Required task. Write out, precisely and in full, each line of the material.

◇ ◇ ◇ ◇ ◇ ◇ ◇

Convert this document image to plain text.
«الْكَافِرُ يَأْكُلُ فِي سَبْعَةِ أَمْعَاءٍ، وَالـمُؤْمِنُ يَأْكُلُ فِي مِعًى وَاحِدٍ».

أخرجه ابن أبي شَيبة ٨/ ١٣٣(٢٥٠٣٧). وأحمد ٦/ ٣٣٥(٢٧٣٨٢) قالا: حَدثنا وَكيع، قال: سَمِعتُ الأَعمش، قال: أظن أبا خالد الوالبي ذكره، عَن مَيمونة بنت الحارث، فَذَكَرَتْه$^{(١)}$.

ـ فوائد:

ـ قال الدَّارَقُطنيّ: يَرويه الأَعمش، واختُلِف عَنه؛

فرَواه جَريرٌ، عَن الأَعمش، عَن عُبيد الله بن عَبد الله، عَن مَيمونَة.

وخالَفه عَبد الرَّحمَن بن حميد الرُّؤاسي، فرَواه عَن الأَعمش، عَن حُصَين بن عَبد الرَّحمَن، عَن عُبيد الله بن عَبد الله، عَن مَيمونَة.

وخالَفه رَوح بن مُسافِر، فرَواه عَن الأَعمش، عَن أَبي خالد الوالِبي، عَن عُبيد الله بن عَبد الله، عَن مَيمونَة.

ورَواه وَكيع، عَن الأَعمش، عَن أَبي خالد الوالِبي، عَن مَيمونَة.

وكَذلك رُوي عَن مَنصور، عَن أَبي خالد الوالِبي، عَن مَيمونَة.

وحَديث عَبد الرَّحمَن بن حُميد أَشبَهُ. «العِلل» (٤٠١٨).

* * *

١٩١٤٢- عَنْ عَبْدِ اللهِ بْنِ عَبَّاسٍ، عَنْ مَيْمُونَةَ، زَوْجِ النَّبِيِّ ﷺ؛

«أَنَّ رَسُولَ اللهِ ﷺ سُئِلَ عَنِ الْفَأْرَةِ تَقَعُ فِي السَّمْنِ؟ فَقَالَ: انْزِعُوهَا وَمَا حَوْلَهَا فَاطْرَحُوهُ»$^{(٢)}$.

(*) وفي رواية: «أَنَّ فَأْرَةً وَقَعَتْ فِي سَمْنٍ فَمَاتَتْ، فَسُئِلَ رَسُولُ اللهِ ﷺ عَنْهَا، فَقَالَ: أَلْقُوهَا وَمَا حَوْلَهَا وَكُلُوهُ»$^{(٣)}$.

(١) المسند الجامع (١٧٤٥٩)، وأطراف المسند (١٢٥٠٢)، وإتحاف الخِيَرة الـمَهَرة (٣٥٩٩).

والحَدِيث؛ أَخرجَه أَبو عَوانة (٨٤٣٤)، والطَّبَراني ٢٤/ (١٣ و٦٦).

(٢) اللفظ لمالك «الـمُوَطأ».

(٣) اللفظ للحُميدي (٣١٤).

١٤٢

◇ ◇ ◇ ◇ ◇ ◇ ◇

Answer below.
Convert this document image to plain text.
«الْكَافِرُ يَأْكُلُ فِي سَبْعَةِ أَمْعَاءٍ، وَالـمُؤْمِنُ يَأْكُلُ فِي مِعًى وَاحِدٍ».

أخرجه ابن أبي شَيبة ٨/ ١٣٣(٢٥٠٣٧). وأحمد ٦/ ٣٣٥(٢٧٣٨٢) قالا: حَدثنا وَكيع، قال: سَمِعتُ الأَعمش، قال: أظن أبا خالد الوالبي ذكره، عَن مَيمونة بنت الحارث، فَذَكَرَتْه$^{(١)}$.

ـ فوائد:

ـ قال الدَّارَقُطنيّ: يَرويه الأَعمش، واختُلِف عَنه؛

فرَواه جَريرٌ، عَن الأَعمش، عَن عُبيد الله بن عَبد الله، عَن مَيمونَة.

وخالَفه عَبد الرَّحمَن بن حميد الرُّؤاسي، فرَواه عَن الأَعمش، عَن حُصَين بن عَبد الرَّحمَن، عَن عُبيد الله بن عَبد الله، عَن مَيمونَة.

وخالَفه رَوح بن مُسافِر، فرَواه عَن الأَعمش، عَن أَبي خالد الوالِبي، عَن عُبيد الله بن عَبد الله، عَن مَيمونَة.

ورَواه وَكيع، عَن الأَعمش، عَن أَبي خالد الوالِبي، عَن مَيمونَة.

وكَذلك رُوي عَن مَنصور، عَن أَبي خالد الوالِبي، عَن مَيمونَة.

وحَديث عَبد الرَّحمَن بن حُميد أَشبَهُ. «العِلل» (٤٠١٨).

* * *

١٩١٤٢- عَنْ عَبْدِ اللهِ بْنِ عَبَّاسٍ، عَنْ مَيْمُونَةَ، زَوْجِ النَّبِيِّ ﷺ؛

«أَنَّ رَسُولَ اللهِ ﷺ سُئِلَ عَنِ الْفَأْرَةِ تَقَعُ فِي السَّمْنِ؟ فَقَالَ: انْزِعُوهَا وَمَا حَوْلَهَا فَاطْرَحُوهُ»$^{(٢)}$.

(*) وفي رواية: «أَنَّ فَأْرَةً وَقَعَتْ فِي سَمْنٍ فَمَاتَتْ، فَسُئِلَ رَسُولُ اللهِ ﷺ عَنْهَا، فَقَالَ: أَلْقُوهَا وَمَا حَوْلَهَا وَكُلُوهُ»$^{(٣)}$.

(١) المسند الجامع (١٧٤٥٩)، وأطراف المسند (١٢٥٠٢)، وإتحاف الخِيَرة الـمَهَرة (٣٥٩٩).

والحَدِيث؛ أَخرجَه أَبو عَوانة (٨٤٣٤)، والطَّبَراني ٢٤/ (١٣ و٦٦).

(٢) اللفظ لمالك «الـمُوَطأ».

(٣) اللفظ للحُميدي (٣١٤).

١٤٢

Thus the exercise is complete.